Given exercise:
Transcribe every line exactly. Leave the pictures behind.

Provided information:
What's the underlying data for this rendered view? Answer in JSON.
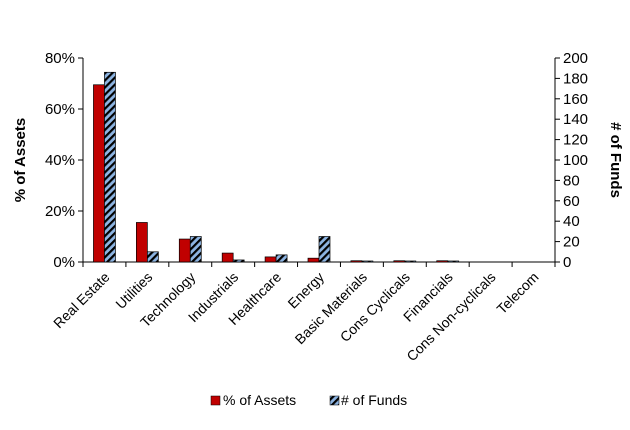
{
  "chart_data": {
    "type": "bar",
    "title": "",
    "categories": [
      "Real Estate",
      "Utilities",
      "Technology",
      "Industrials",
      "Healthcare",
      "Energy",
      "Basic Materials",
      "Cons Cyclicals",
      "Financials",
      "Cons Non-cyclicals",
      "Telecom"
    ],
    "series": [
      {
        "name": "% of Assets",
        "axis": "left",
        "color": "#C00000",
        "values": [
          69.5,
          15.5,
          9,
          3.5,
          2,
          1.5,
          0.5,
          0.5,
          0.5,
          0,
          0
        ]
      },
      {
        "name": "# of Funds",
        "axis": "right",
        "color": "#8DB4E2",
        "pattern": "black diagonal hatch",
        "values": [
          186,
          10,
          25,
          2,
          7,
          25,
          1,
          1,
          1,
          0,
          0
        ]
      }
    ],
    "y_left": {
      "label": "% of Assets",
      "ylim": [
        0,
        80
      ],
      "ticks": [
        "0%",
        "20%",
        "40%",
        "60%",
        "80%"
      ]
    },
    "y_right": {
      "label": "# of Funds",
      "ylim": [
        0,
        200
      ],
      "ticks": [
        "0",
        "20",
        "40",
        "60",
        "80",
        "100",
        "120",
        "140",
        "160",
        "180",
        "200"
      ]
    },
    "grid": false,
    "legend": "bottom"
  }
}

Result of the exercise:
What's the underlying data for this rendered view? Answer in JSON.
{
  "chart_data": {
    "type": "bar",
    "title": "",
    "categories": [
      "Real Estate",
      "Utilities",
      "Technology",
      "Industrials",
      "Healthcare",
      "Energy",
      "Basic Materials",
      "Cons Cyclicals",
      "Financials",
      "Cons Non-cyclicals",
      "Telecom"
    ],
    "series": [
      {
        "name": "% of Assets",
        "axis": "left",
        "color": "#C00000",
        "values": [
          69.5,
          15.5,
          9,
          3.5,
          2,
          1.5,
          0.5,
          0.5,
          0.5,
          0,
          0
        ]
      },
      {
        "name": "# of Funds",
        "axis": "right",
        "color": "#8DB4E2",
        "pattern": "black diagonal hatch",
        "values": [
          186,
          10,
          25,
          2,
          7,
          25,
          1,
          1,
          1,
          0,
          0
        ]
      }
    ],
    "y_left": {
      "label": "% of Assets",
      "ylim": [
        0,
        80
      ],
      "ticks": [
        "0%",
        "20%",
        "40%",
        "60%",
        "80%"
      ]
    },
    "y_right": {
      "label": "# of Funds",
      "ylim": [
        0,
        200
      ],
      "ticks": [
        "0",
        "20",
        "40",
        "60",
        "80",
        "100",
        "120",
        "140",
        "160",
        "180",
        "200"
      ]
    },
    "grid": false,
    "legend": "bottom"
  }
}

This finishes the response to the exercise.